_Goal:_
Write out the data below exactly as given, without any of its pictures.

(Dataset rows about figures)
• • • • •
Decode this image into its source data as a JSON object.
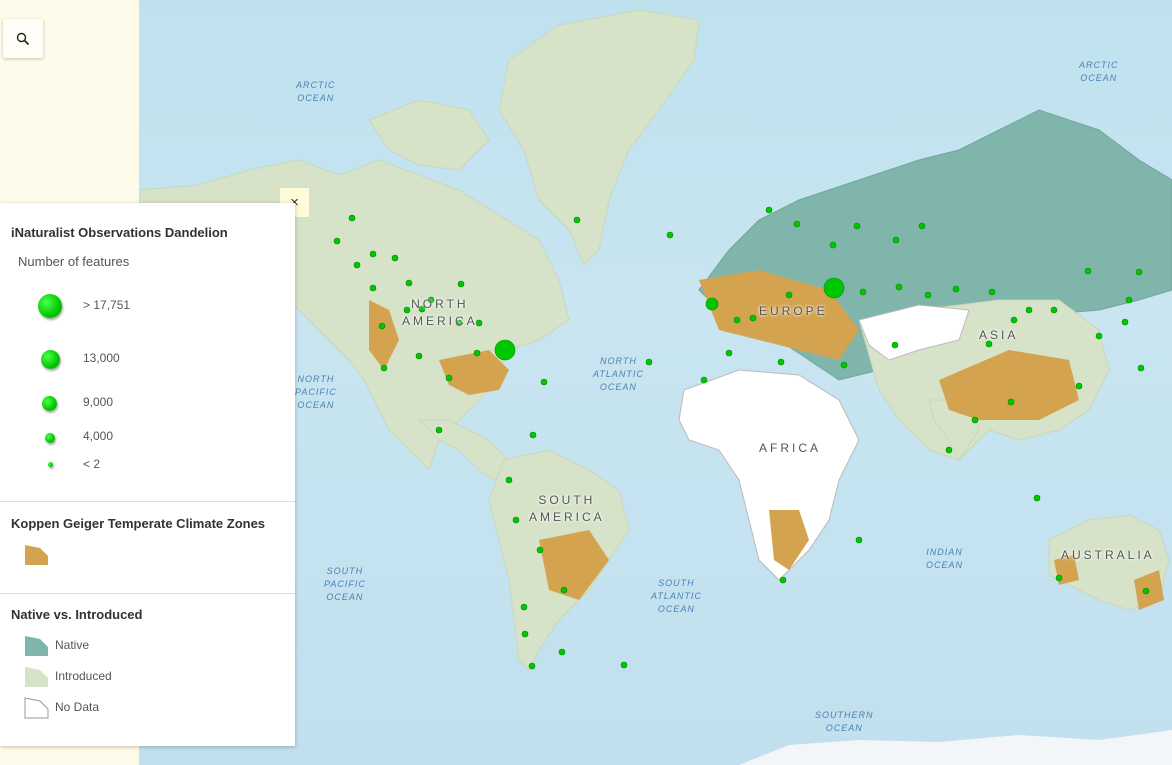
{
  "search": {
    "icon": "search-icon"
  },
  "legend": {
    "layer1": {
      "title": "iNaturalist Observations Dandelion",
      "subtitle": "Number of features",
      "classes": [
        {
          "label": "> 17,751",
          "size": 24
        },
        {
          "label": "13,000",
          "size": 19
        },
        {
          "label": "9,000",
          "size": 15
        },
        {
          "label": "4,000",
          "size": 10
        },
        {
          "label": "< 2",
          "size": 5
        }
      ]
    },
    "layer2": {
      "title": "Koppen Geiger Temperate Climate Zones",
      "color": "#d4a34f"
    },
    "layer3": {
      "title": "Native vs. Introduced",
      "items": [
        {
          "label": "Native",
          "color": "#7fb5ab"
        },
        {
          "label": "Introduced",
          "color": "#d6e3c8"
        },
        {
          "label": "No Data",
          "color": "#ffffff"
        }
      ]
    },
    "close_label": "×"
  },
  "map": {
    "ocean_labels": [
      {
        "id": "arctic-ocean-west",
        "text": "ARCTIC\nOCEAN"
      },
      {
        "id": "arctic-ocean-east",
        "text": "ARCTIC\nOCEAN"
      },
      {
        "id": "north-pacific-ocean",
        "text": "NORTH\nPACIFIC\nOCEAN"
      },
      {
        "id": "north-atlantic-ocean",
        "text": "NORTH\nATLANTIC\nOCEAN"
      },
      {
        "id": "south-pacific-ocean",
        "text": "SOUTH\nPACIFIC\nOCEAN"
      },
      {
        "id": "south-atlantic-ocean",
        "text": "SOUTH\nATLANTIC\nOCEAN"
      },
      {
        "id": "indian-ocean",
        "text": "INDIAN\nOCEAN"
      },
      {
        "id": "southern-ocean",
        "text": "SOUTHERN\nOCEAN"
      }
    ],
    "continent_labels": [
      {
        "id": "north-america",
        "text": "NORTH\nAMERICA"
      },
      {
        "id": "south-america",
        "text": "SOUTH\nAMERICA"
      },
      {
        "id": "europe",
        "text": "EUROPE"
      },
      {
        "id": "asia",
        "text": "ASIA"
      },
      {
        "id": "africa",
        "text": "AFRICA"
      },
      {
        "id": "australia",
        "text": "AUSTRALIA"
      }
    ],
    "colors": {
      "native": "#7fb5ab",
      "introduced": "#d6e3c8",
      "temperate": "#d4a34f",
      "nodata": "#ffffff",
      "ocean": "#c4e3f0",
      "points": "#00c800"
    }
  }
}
• • • • •
_Exercise answer:_
Decode this image into its source data as a JSON object.
{
  "search": {
    "icon": "search-icon"
  },
  "legend": {
    "layer1": {
      "title": "iNaturalist Observations Dandelion",
      "subtitle": "Number of features",
      "classes": [
        {
          "label": "> 17,751",
          "size": 24
        },
        {
          "label": "13,000",
          "size": 19
        },
        {
          "label": "9,000",
          "size": 15
        },
        {
          "label": "4,000",
          "size": 10
        },
        {
          "label": "< 2",
          "size": 5
        }
      ]
    },
    "layer2": {
      "title": "Koppen Geiger Temperate Climate Zones",
      "color": "#d4a34f"
    },
    "layer3": {
      "title": "Native vs. Introduced",
      "items": [
        {
          "label": "Native",
          "color": "#7fb5ab"
        },
        {
          "label": "Introduced",
          "color": "#d6e3c8"
        },
        {
          "label": "No Data",
          "color": "#ffffff"
        }
      ]
    },
    "close_label": "×"
  },
  "map": {
    "ocean_labels": [
      {
        "id": "arctic-ocean-west",
        "text": "ARCTIC\nOCEAN"
      },
      {
        "id": "arctic-ocean-east",
        "text": "ARCTIC\nOCEAN"
      },
      {
        "id": "north-pacific-ocean",
        "text": "NORTH\nPACIFIC\nOCEAN"
      },
      {
        "id": "north-atlantic-ocean",
        "text": "NORTH\nATLANTIC\nOCEAN"
      },
      {
        "id": "south-pacific-ocean",
        "text": "SOUTH\nPACIFIC\nOCEAN"
      },
      {
        "id": "south-atlantic-ocean",
        "text": "SOUTH\nATLANTIC\nOCEAN"
      },
      {
        "id": "indian-ocean",
        "text": "INDIAN\nOCEAN"
      },
      {
        "id": "southern-ocean",
        "text": "SOUTHERN\nOCEAN"
      }
    ],
    "continent_labels": [
      {
        "id": "north-america",
        "text": "NORTH\nAMERICA"
      },
      {
        "id": "south-america",
        "text": "SOUTH\nAMERICA"
      },
      {
        "id": "europe",
        "text": "EUROPE"
      },
      {
        "id": "asia",
        "text": "ASIA"
      },
      {
        "id": "africa",
        "text": "AFRICA"
      },
      {
        "id": "australia",
        "text": "AUSTRALIA"
      }
    ],
    "colors": {
      "native": "#7fb5ab",
      "introduced": "#d6e3c8",
      "temperate": "#d4a34f",
      "nodata": "#ffffff",
      "ocean": "#c4e3f0",
      "points": "#00c800"
    }
  }
}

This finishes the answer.